◆ What needs to be done
State the number of lines that include the string "wool", and write nothing else.

Items listed in a dataset:
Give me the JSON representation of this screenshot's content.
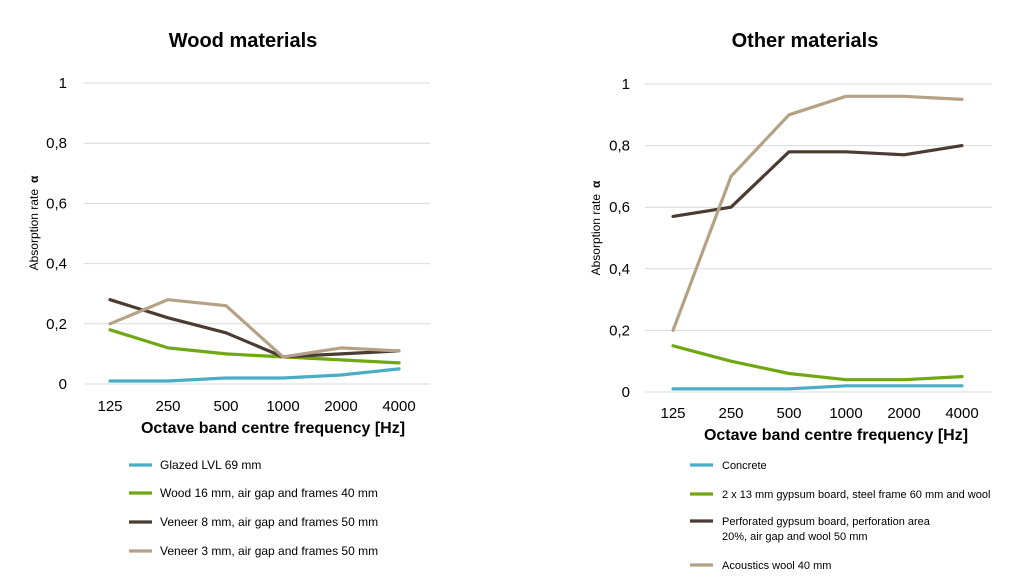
{
  "chart_data": [
    {
      "type": "line",
      "title": "Wood materials",
      "xlabel": "Octave band centre frequency [Hz]",
      "ylabel": "Absorption rate",
      "ylabel_symbol": "α",
      "categories": [
        "125",
        "250",
        "500",
        "1000",
        "2000",
        "4000"
      ],
      "ylim": [
        0,
        1
      ],
      "yticks": [
        "0",
        "0,2",
        "0,4",
        "0,6",
        "0,8",
        "1"
      ],
      "grid": true,
      "legend_position": "bottom",
      "series": [
        {
          "name": "Glazed LVL 69 mm",
          "color": "#4bacc6",
          "values": [
            0.01,
            0.01,
            0.02,
            0.02,
            0.03,
            0.05
          ]
        },
        {
          "name": "Wood 16 mm, air gap and frames 40 mm",
          "color": "#6fa812",
          "values": [
            0.18,
            0.12,
            0.1,
            0.09,
            0.08,
            0.07
          ]
        },
        {
          "name": "Veneer 8 mm, air gap and frames 50 mm",
          "color": "#4a3c33",
          "values": [
            0.28,
            0.22,
            0.17,
            0.09,
            0.1,
            0.11
          ]
        },
        {
          "name": "Veneer 3 mm, air gap and frames 50 mm",
          "color": "#b5a286",
          "values": [
            0.2,
            0.28,
            0.26,
            0.09,
            0.12,
            0.11
          ]
        }
      ]
    },
    {
      "type": "line",
      "title": "Other materials",
      "xlabel": "Octave band centre frequency [Hz]",
      "ylabel": "Absorption rate",
      "ylabel_symbol": "α",
      "categories": [
        "125",
        "250",
        "500",
        "1000",
        "2000",
        "4000"
      ],
      "ylim": [
        0,
        1
      ],
      "yticks": [
        "0",
        "0,2",
        "0,4",
        "0,6",
        "0,8",
        "1"
      ],
      "grid": true,
      "legend_position": "bottom",
      "series": [
        {
          "name": "Concrete",
          "color": "#4bacc6",
          "values": [
            0.01,
            0.01,
            0.01,
            0.02,
            0.02,
            0.02
          ]
        },
        {
          "name": "2 x 13 mm gypsum board, steel frame 60 mm and wool",
          "color": "#6fa812",
          "values": [
            0.15,
            0.1,
            0.06,
            0.04,
            0.04,
            0.05
          ]
        },
        {
          "name": "Perforated gypsum board, perforation area 20%, air gap and wool 50 mm",
          "color": "#4a3c33",
          "values": [
            0.57,
            0.6,
            0.78,
            0.78,
            0.77,
            0.8
          ]
        },
        {
          "name": "Acoustics wool 40 mm",
          "color": "#b5a286",
          "values": [
            0.2,
            0.7,
            0.9,
            0.96,
            0.96,
            0.95
          ]
        }
      ]
    }
  ]
}
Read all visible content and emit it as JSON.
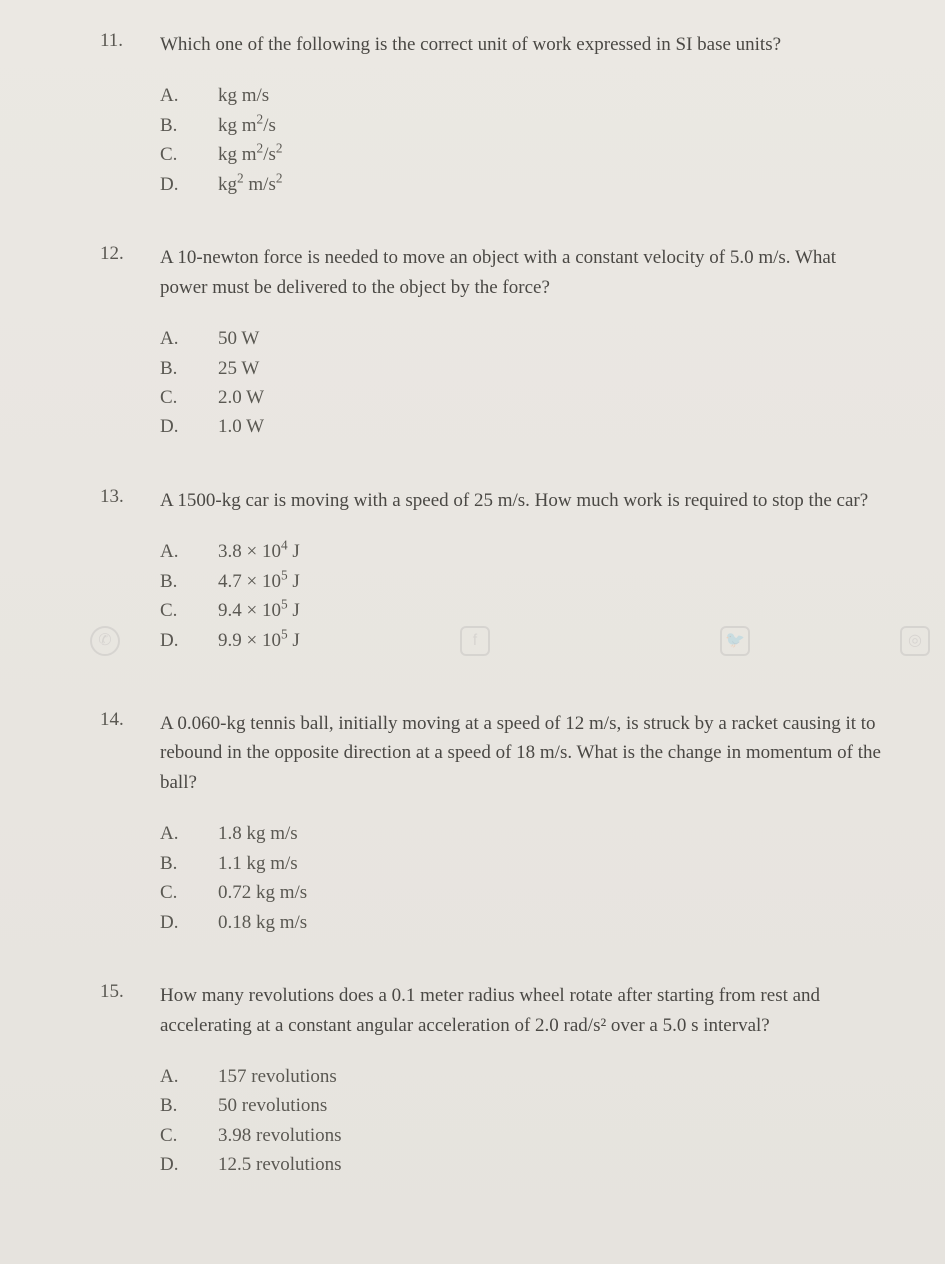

◆ Output
3